[Start EXERCISE MATERIALS]
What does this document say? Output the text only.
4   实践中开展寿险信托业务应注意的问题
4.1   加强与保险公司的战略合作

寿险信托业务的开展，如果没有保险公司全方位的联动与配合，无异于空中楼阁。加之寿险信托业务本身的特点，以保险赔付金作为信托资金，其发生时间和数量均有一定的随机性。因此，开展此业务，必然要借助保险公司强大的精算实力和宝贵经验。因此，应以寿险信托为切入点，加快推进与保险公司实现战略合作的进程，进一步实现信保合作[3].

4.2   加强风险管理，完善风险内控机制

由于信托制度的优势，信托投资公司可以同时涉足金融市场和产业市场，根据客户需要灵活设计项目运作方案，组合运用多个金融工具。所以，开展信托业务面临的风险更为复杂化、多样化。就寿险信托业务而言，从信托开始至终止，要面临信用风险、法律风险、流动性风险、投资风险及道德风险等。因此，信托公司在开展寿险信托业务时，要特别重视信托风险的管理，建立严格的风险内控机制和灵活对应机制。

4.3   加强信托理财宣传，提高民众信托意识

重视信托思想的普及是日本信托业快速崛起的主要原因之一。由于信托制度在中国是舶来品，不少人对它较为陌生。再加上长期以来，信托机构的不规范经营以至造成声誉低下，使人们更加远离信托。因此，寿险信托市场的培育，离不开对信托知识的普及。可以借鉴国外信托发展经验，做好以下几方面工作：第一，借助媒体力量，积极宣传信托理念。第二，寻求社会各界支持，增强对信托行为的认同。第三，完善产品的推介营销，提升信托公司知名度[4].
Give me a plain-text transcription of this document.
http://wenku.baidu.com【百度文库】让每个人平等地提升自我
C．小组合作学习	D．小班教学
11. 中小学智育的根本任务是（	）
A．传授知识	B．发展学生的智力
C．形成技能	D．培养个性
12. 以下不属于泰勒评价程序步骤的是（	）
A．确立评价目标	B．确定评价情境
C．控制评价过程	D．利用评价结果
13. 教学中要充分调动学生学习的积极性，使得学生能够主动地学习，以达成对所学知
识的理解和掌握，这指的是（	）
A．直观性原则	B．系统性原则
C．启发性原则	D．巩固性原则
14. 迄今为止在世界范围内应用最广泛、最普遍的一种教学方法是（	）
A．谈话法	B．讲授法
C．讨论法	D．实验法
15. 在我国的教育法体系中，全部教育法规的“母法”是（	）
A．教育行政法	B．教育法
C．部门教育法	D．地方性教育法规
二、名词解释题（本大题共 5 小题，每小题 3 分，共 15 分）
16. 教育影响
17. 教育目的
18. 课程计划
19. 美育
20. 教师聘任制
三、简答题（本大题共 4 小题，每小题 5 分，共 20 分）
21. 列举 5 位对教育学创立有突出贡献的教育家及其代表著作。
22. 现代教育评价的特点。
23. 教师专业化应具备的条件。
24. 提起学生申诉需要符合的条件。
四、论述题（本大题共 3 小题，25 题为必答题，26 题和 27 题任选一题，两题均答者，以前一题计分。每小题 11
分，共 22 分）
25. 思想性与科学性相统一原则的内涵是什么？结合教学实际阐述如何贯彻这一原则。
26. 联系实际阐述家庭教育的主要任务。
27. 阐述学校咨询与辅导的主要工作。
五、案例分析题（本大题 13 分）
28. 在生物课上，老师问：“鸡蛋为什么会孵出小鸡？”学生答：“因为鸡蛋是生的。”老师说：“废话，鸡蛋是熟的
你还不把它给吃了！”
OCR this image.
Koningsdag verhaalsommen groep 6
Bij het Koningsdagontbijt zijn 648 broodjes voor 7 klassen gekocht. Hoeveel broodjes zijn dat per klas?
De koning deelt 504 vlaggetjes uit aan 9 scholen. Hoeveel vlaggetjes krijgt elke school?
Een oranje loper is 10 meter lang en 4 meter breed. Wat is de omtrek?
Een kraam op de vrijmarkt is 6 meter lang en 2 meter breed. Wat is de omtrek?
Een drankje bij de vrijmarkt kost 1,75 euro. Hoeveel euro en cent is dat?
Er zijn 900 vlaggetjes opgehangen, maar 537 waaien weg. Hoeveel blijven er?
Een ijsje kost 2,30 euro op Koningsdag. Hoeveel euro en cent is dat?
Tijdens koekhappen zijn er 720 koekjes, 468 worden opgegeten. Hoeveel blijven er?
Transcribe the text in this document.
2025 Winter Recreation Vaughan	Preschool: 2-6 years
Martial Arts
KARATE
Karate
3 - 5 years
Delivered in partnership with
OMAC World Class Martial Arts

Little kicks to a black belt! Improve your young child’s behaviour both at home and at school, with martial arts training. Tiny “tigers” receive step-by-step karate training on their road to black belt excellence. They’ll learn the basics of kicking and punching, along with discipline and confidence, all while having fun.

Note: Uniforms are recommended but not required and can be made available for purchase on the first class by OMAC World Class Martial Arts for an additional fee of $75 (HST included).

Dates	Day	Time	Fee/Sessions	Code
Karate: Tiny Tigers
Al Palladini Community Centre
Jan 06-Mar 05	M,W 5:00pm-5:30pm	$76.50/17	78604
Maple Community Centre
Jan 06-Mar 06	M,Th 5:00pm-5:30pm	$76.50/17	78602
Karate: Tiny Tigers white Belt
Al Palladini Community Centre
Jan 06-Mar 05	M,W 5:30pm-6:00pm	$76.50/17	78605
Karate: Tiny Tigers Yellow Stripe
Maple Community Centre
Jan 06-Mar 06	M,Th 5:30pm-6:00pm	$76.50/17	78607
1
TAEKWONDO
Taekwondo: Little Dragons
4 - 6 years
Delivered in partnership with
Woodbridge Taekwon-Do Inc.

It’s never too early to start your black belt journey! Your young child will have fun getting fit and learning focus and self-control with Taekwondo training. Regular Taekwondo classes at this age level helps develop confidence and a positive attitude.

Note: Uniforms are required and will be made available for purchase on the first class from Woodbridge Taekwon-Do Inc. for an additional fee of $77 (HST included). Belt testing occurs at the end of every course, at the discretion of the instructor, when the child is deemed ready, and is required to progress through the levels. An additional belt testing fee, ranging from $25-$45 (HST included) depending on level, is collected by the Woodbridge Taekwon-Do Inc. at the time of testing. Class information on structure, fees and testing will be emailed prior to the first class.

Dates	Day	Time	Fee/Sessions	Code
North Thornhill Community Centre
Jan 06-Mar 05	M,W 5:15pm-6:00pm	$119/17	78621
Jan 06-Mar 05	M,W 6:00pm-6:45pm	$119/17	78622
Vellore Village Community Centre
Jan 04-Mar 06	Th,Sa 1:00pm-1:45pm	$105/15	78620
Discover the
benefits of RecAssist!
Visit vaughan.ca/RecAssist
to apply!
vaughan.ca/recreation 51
[End EXERCISE MATERIALS]
### WRITTEN EXERCISE
Pick out the lines that contain "years" and copy them.

### FINISHED TASK
2025 Winter Recreation Vaughan	Preschool: 2-6 years
3 - 5 years
4 - 6 years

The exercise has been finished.